> _EXERCISE INPUTS_:

** BEGIN **

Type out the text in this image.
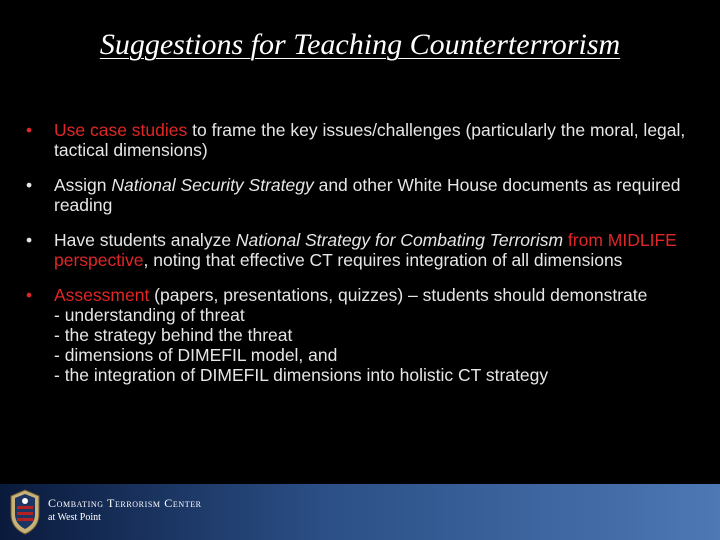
Suggestions for Teaching Counterterrorism
• Use case studies to frame the key issues/challenges (particularly the moral, legal, tactical dimensions)
• Assign National Security Strategy and other White House documents as required reading
• Have students analyze National Strategy for Combating Terrorism from MIDLIFE perspective, noting that effective CT requires integration of all dimensions
• Assessment (papers, presentations, quizzes) – students should demonstrate
- understanding of threat
- the strategy behind the threat
- dimensions of DIMEFIL model, and
- the integration of DIMEFIL dimensions into holistic CT strategy
Combating Terrorism Center
at West Point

** END **

> _DIRECTIONS_: For the records above, state how many lines include the string "Combating", giving the number and nothing else.

> _TASK RESPONSE_: 2